=== Source data ===
────────────────────

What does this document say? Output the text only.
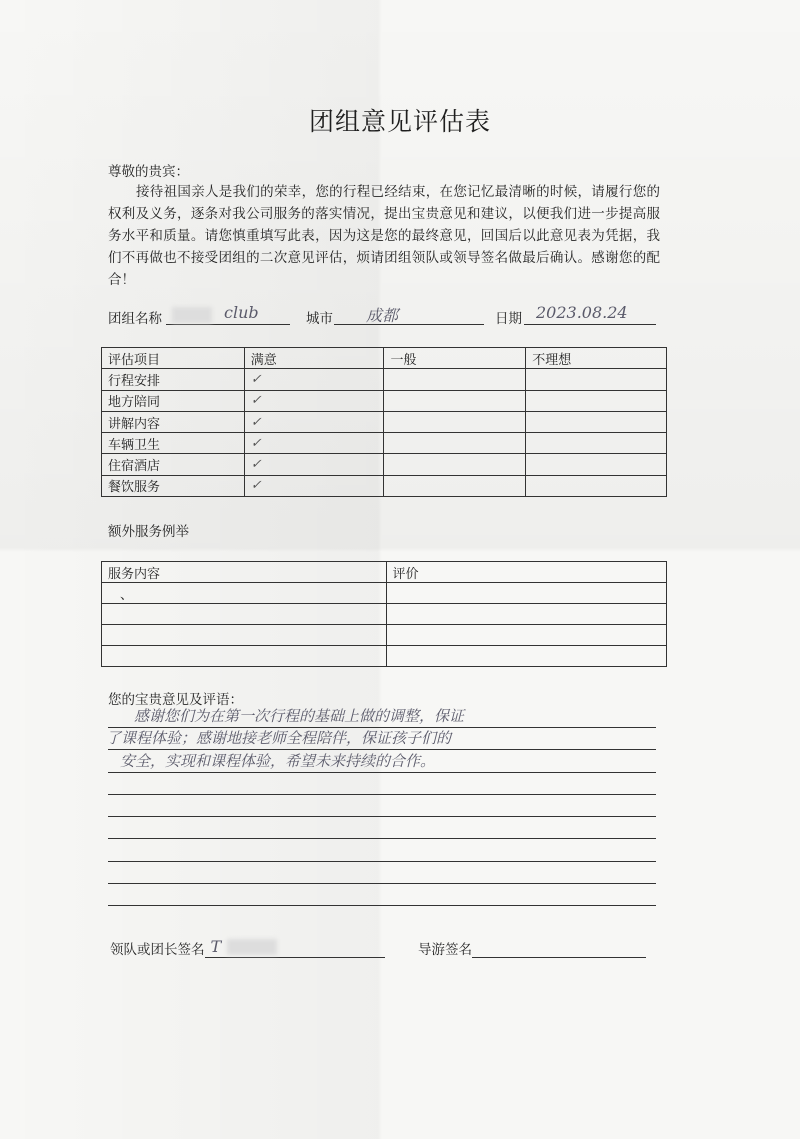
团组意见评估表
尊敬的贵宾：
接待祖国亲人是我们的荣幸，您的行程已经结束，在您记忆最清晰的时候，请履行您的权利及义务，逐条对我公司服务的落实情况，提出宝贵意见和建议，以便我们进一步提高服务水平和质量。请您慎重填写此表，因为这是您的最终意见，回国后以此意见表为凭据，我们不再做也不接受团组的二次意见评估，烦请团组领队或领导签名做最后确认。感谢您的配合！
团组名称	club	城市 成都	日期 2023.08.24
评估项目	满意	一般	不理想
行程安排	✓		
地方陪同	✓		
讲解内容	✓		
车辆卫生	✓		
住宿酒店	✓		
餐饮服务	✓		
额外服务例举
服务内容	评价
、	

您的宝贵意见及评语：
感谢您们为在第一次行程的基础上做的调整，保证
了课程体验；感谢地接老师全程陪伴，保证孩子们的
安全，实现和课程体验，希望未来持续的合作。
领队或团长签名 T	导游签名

────────────────────

=== What this task involves ===
Transcribe all the lines above exactly, apart from the pictures.

=== Task response ===
What does this document say? Output the text only.
团组意见评估表
尊敬的贵宾：
接待祖国亲人是我们的荣幸，您的行程已经结束，在您记忆最清晰的时候，请履行您的权利及义务，逐条对我公司服务的落实情况，提出宝贵意见和建议，以便我们进一步提高服务水平和质量。请您慎重填写此表，因为这是您的最终意见，回国后以此意见表为凭据，我们不再做也不接受团组的二次意见评估，烦请团组领队或领导签名做最后确认。感谢您的配合！
团组名称	club	城市 成都	日期 2023.08.24
评估项目	满意	一般	不理想
行程安排	✓		
地方陪同	✓		
讲解内容	✓		
车辆卫生	✓		
住宿酒店	✓		
餐饮服务	✓		
额外服务例举
服务内容	评价
、	

您的宝贵意见及评语：
感谢您们为在第一次行程的基础上做的调整，保证
了课程体验；感谢地接老师全程陪伴，保证孩子们的
安全，实现和课程体验，希望未来持续的合作。
领队或团长签名 T	导游签名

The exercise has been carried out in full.